_OBJECTIVE_:
Copy the records below, from the line containing "Give me the" through the last line; leave out pictures.

_RECORDS SUPPLIED_:
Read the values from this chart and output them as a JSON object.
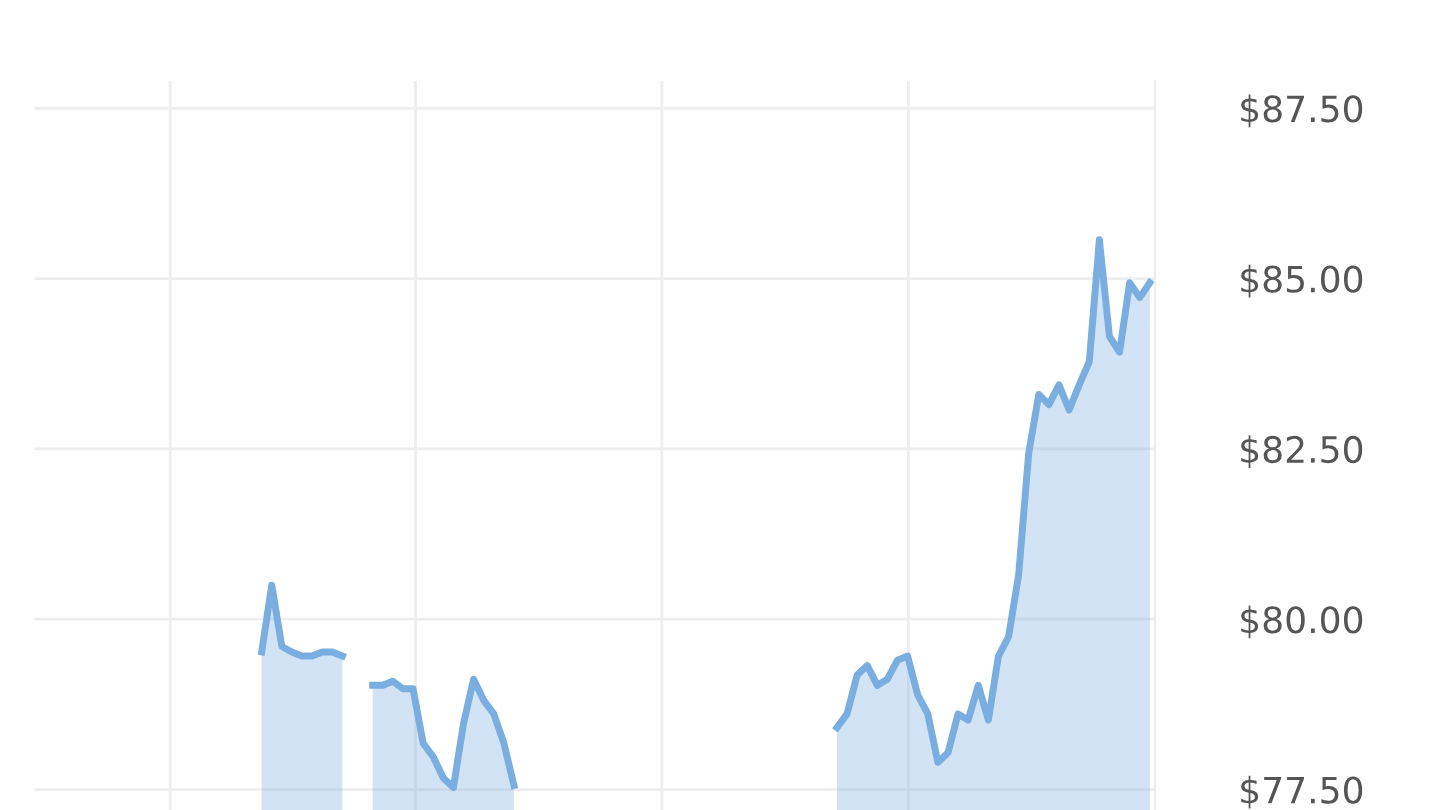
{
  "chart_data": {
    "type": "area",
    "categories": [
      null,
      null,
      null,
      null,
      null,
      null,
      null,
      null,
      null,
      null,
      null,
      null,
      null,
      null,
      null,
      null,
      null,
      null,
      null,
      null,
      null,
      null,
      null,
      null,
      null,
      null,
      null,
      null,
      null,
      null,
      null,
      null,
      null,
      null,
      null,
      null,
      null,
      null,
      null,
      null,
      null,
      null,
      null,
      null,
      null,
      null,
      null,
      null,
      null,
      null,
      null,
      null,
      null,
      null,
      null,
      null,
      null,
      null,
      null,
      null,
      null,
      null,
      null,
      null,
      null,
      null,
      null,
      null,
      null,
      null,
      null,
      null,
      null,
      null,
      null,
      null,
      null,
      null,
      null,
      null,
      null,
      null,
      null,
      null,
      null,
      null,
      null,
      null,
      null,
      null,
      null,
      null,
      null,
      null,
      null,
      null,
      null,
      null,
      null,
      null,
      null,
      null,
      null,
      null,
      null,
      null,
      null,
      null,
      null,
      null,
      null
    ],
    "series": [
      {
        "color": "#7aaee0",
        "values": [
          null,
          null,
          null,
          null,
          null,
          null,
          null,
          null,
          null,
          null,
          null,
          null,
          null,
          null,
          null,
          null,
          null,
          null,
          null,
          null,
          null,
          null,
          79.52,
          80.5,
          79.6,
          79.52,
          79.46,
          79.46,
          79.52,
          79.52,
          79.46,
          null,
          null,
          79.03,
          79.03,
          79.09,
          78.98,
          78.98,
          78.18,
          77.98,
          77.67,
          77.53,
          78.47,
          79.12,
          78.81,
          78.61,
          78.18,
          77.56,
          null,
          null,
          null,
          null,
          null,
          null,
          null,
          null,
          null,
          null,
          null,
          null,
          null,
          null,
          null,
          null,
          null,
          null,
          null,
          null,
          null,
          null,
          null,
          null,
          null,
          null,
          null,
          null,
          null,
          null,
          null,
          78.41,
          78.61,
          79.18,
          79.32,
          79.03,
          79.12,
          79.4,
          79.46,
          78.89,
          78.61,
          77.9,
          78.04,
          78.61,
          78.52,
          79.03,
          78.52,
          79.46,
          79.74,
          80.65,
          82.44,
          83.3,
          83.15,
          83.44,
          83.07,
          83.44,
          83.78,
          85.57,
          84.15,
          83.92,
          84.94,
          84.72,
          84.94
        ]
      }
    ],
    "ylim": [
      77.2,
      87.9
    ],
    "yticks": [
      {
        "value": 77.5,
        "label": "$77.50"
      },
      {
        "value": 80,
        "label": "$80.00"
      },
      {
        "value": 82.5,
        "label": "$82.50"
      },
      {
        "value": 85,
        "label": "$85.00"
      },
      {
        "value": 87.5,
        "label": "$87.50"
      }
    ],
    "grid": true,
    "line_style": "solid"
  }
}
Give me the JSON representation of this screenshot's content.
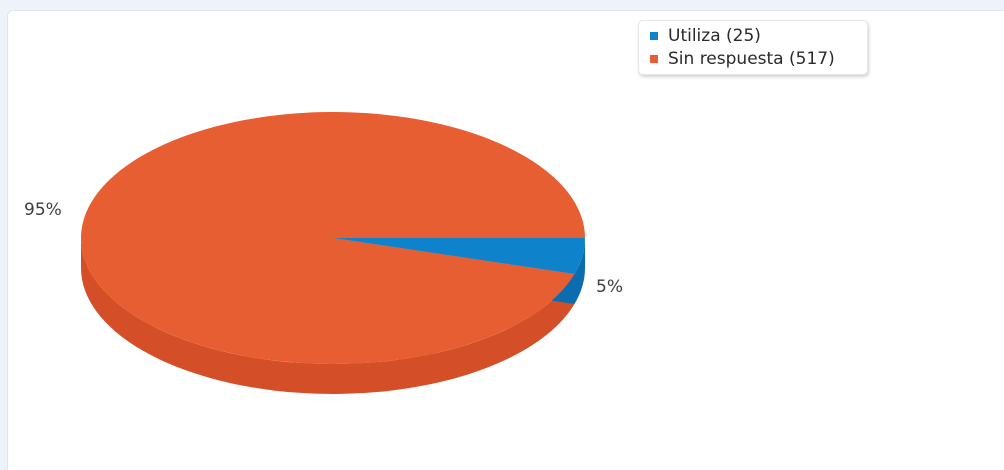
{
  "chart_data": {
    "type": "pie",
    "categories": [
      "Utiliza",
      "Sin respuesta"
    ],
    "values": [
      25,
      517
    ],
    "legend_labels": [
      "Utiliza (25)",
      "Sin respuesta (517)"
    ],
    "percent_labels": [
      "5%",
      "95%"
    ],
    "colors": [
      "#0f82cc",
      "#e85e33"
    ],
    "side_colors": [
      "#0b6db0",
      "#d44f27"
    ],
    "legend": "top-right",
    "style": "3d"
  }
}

_RESULT OF THE TASK_:
Give me the JSON representation of this screenshot's content.
{
  "chart_data": {
    "type": "pie",
    "categories": [
      "Utiliza",
      "Sin respuesta"
    ],
    "values": [
      25,
      517
    ],
    "legend_labels": [
      "Utiliza (25)",
      "Sin respuesta (517)"
    ],
    "percent_labels": [
      "5%",
      "95%"
    ],
    "colors": [
      "#0f82cc",
      "#e85e33"
    ],
    "side_colors": [
      "#0b6db0",
      "#d44f27"
    ],
    "legend": "top-right",
    "style": "3d"
  }
}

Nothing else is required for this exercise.